→ **Work to complete**: Each record below should be repeated precisely as written.

→ **Data records**:

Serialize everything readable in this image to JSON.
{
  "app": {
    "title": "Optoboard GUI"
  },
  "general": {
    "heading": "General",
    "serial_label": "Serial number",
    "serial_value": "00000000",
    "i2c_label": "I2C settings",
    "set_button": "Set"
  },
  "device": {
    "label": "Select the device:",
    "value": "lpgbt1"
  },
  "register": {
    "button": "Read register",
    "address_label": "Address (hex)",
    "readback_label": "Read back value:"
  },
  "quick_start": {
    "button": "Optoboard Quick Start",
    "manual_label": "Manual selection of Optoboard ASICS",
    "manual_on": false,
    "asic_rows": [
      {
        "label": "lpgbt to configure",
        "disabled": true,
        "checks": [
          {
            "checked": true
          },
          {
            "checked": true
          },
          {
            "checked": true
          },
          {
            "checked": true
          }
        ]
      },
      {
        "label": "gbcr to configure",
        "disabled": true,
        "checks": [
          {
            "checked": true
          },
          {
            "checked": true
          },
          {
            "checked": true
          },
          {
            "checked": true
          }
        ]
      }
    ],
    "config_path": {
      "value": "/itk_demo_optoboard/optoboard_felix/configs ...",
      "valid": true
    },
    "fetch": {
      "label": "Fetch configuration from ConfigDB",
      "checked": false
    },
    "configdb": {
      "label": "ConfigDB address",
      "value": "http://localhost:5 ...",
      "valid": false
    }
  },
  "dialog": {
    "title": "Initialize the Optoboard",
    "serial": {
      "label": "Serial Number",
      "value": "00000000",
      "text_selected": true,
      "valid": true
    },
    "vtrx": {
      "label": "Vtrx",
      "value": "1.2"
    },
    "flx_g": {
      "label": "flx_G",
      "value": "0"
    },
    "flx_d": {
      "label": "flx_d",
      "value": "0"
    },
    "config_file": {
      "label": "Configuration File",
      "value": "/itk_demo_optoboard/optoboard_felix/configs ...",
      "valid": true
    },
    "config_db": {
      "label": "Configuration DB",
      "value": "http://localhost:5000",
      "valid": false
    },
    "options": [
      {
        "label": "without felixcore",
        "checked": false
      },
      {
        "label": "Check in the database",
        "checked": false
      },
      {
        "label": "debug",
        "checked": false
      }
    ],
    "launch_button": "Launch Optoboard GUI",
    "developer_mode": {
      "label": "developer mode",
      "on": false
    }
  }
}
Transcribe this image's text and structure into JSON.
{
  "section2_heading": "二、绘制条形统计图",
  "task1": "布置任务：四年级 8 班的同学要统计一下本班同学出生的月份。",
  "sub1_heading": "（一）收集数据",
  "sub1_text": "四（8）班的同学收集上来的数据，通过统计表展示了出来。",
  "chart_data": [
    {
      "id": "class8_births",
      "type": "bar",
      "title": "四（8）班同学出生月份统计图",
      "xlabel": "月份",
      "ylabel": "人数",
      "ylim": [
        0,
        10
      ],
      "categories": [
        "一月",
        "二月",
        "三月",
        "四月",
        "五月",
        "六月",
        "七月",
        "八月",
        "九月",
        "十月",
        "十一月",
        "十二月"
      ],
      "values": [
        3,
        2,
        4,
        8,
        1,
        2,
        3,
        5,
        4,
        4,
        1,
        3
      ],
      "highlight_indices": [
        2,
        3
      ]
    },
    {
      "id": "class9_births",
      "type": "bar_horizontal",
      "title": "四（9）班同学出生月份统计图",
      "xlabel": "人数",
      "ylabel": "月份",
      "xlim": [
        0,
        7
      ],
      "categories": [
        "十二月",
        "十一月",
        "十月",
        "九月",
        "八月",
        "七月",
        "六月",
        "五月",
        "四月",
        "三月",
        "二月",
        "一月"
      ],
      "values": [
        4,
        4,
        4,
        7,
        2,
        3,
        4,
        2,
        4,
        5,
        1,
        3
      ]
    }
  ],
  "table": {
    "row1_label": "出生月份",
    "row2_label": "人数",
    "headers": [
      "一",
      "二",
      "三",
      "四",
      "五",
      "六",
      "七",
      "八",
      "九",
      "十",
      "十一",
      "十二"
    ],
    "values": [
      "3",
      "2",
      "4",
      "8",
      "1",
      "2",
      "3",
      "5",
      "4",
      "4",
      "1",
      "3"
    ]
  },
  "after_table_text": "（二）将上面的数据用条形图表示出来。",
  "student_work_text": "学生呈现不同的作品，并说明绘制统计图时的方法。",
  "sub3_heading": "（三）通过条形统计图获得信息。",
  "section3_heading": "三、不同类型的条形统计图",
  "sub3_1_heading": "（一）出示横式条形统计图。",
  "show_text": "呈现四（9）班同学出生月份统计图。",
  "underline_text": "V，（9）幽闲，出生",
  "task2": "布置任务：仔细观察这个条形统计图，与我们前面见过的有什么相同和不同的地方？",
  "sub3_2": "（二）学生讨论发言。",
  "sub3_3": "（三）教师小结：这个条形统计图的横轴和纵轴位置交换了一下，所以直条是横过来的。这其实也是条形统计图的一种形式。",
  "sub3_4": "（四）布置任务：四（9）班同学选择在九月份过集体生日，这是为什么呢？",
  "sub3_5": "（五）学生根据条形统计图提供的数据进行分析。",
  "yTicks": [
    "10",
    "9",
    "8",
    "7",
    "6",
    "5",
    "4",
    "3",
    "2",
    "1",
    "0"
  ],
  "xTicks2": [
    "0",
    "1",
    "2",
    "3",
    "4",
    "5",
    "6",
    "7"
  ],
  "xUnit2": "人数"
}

→ **Problem solution**:
Serialize everything readable in this image to JSON.
{
  "app": {
    "title": "Optoboard GUI"
  },
  "general": {
    "heading": "General",
    "serial_label": "Serial number",
    "serial_value": "00000000",
    "i2c_label": "I2C settings",
    "set_button": "Set"
  },
  "device": {
    "label": "Select the device:",
    "value": "lpgbt1"
  },
  "register": {
    "button": "Read register",
    "address_label": "Address (hex)",
    "readback_label": "Read back value:"
  },
  "quick_start": {
    "button": "Optoboard Quick Start",
    "manual_label": "Manual selection of Optoboard ASICS",
    "manual_on": false,
    "asic_rows": [
      {
        "label": "lpgbt to configure",
        "disabled": true,
        "checks": [
          {
            "checked": true
          },
          {
            "checked": true
          },
          {
            "checked": true
          },
          {
            "checked": true
          }
        ]
      },
      {
        "label": "gbcr to configure",
        "disabled": true,
        "checks": [
          {
            "checked": true
          },
          {
            "checked": true
          },
          {
            "checked": true
          },
          {
            "checked": true
          }
        ]
      }
    ],
    "config_path": {
      "value": "/itk_demo_optoboard/optoboard_felix/configs ...",
      "valid": true
    },
    "fetch": {
      "label": "Fetch configuration from ConfigDB",
      "checked": false
    },
    "configdb": {
      "label": "ConfigDB address",
      "value": "http://localhost:5 ...",
      "valid": false
    }
  },
  "dialog": {
    "title": "Initialize the Optoboard",
    "serial": {
      "label": "Serial Number",
      "value": "00000000",
      "text_selected": true,
      "valid": true
    },
    "vtrx": {
      "label": "Vtrx",
      "value": "1.2"
    },
    "flx_g": {
      "label": "flx_G",
      "value": "0"
    },
    "flx_d": {
      "label": "flx_d",
      "value": "0"
    },
    "config_file": {
      "label": "Configuration File",
      "value": "/itk_demo_optoboard/optoboard_felix/configs ...",
      "valid": true
    },
    "config_db": {
      "label": "Configuration DB",
      "value": "http://localhost:5000",
      "valid": false
    },
    "options": [
      {
        "label": "without felixcore",
        "checked": false
      },
      {
        "label": "Check in the database",
        "checked": false
      },
      {
        "label": "debug",
        "checked": false
      }
    ],
    "launch_button": "Launch Optoboard GUI",
    "developer_mode": {
      "label": "developer mode",
      "on": false
    }
  }
}
Transcribe this image's text and structure into JSON.
{
  "section2_heading": "二、绘制条形统计图",
  "task1": "布置任务：四年级 8 班的同学要统计一下本班同学出生的月份。",
  "sub1_heading": "（一）收集数据",
  "sub1_text": "四（8）班的同学收集上来的数据，通过统计表展示了出来。",
  "chart_data": [
    {
      "id": "class8_births",
      "type": "bar",
      "title": "四（8）班同学出生月份统计图",
      "xlabel": "月份",
      "ylabel": "人数",
      "ylim": [
        0,
        10
      ],
      "categories": [
        "一月",
        "二月",
        "三月",
        "四月",
        "五月",
        "六月",
        "七月",
        "八月",
        "九月",
        "十月",
        "十一月",
        "十二月"
      ],
      "values": [
        3,
        2,
        4,
        8,
        1,
        2,
        3,
        5,
        4,
        4,
        1,
        3
      ],
      "highlight_indices": [
        2,
        3
      ]
    },
    {
      "id": "class9_births",
      "type": "bar_horizontal",
      "title": "四（9）班同学出生月份统计图",
      "xlabel": "人数",
      "ylabel": "月份",
      "xlim": [
        0,
        7
      ],
      "categories": [
        "十二月",
        "十一月",
        "十月",
        "九月",
        "八月",
        "七月",
        "六月",
        "五月",
        "四月",
        "三月",
        "二月",
        "一月"
      ],
      "values": [
        4,
        4,
        4,
        7,
        2,
        3,
        4,
        2,
        4,
        5,
        1,
        3
      ]
    }
  ],
  "table": {
    "row1_label": "出生月份",
    "row2_label": "人数",
    "headers": [
      "一",
      "二",
      "三",
      "四",
      "五",
      "六",
      "七",
      "八",
      "九",
      "十",
      "十一",
      "十二"
    ],
    "values": [
      "3",
      "2",
      "4",
      "8",
      "1",
      "2",
      "3",
      "5",
      "4",
      "4",
      "1",
      "3"
    ]
  },
  "after_table_text": "（二）将上面的数据用条形图表示出来。",
  "student_work_text": "学生呈现不同的作品，并说明绘制统计图时的方法。",
  "sub3_heading": "（三）通过条形统计图获得信息。",
  "section3_heading": "三、不同类型的条形统计图",
  "sub3_1_heading": "（一）出示横式条形统计图。",
  "show_text": "呈现四（9）班同学出生月份统计图。",
  "underline_text": "V，（9）幽闲，出生",
  "task2": "布置任务：仔细观察这个条形统计图，与我们前面见过的有什么相同和不同的地方？",
  "sub3_2": "（二）学生讨论发言。",
  "sub3_3": "（三）教师小结：这个条形统计图的横轴和纵轴位置交换了一下，所以直条是横过来的。这其实也是条形统计图的一种形式。",
  "sub3_4": "（四）布置任务：四（9）班同学选择在九月份过集体生日，这是为什么呢？",
  "sub3_5": "（五）学生根据条形统计图提供的数据进行分析。",
  "yTicks": [
    "10",
    "9",
    "8",
    "7",
    "6",
    "5",
    "4",
    "3",
    "2",
    "1",
    "0"
  ],
  "xTicks2": [
    "0",
    "1",
    "2",
    "3",
    "4",
    "5",
    "6",
    "7"
  ],
  "xUnit2": "人数"
}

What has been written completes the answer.